-- Start Supplied data --
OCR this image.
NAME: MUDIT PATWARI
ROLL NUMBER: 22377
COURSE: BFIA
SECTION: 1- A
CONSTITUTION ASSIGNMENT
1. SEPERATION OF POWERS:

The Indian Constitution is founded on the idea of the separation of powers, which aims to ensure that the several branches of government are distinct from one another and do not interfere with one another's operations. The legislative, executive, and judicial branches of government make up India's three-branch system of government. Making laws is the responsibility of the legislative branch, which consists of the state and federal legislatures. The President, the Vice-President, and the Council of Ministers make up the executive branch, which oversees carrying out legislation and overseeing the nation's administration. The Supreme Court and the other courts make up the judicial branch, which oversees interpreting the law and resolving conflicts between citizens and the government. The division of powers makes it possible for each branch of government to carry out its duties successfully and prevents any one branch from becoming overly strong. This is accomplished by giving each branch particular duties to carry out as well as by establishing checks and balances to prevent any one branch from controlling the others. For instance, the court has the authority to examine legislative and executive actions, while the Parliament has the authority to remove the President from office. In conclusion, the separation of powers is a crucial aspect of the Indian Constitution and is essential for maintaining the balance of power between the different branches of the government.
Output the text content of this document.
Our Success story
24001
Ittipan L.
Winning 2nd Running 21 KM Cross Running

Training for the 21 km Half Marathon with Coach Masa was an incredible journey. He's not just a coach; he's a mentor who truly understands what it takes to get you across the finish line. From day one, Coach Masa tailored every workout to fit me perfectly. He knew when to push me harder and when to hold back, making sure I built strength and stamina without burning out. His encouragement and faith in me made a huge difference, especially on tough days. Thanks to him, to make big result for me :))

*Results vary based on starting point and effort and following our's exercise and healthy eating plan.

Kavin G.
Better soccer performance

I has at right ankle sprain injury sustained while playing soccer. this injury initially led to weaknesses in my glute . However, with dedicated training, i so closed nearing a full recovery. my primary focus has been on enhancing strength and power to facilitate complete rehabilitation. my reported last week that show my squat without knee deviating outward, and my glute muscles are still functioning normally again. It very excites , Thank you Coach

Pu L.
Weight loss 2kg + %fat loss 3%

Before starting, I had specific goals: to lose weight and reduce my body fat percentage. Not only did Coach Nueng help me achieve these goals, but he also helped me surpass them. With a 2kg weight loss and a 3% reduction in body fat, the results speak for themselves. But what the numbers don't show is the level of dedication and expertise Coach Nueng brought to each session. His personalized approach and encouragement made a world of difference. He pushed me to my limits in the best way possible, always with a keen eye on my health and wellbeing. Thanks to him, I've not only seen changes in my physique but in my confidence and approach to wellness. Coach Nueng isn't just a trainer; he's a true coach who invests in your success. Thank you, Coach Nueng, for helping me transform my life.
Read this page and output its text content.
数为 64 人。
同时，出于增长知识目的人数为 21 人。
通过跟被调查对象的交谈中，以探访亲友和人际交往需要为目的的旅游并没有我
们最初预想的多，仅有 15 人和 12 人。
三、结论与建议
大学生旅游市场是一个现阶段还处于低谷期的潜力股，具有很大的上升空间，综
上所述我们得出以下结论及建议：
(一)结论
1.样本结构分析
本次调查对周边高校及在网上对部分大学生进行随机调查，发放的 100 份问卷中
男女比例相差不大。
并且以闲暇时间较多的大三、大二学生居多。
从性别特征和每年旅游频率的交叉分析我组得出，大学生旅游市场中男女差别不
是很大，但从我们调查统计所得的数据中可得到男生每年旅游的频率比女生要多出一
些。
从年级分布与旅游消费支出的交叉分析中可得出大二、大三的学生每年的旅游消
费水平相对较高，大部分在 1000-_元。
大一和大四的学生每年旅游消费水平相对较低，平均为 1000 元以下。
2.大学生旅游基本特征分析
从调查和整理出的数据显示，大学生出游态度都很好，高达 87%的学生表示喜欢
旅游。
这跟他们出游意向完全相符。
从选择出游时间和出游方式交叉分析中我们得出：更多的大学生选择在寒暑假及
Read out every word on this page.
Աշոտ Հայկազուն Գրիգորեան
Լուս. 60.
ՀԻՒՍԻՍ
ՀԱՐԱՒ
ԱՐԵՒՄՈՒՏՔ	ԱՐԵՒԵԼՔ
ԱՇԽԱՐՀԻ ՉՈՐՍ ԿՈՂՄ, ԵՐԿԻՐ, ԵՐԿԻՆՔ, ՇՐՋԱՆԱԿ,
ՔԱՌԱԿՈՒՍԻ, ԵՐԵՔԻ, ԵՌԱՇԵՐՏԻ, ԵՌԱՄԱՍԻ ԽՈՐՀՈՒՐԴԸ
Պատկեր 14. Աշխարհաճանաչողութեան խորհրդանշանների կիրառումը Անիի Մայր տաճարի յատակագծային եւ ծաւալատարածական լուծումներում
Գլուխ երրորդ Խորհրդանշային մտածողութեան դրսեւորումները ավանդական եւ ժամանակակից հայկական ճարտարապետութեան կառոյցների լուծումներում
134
-- End Supplied data --
Say how many lines in the records hold "լուծումներում", with the number as the whole reply.

2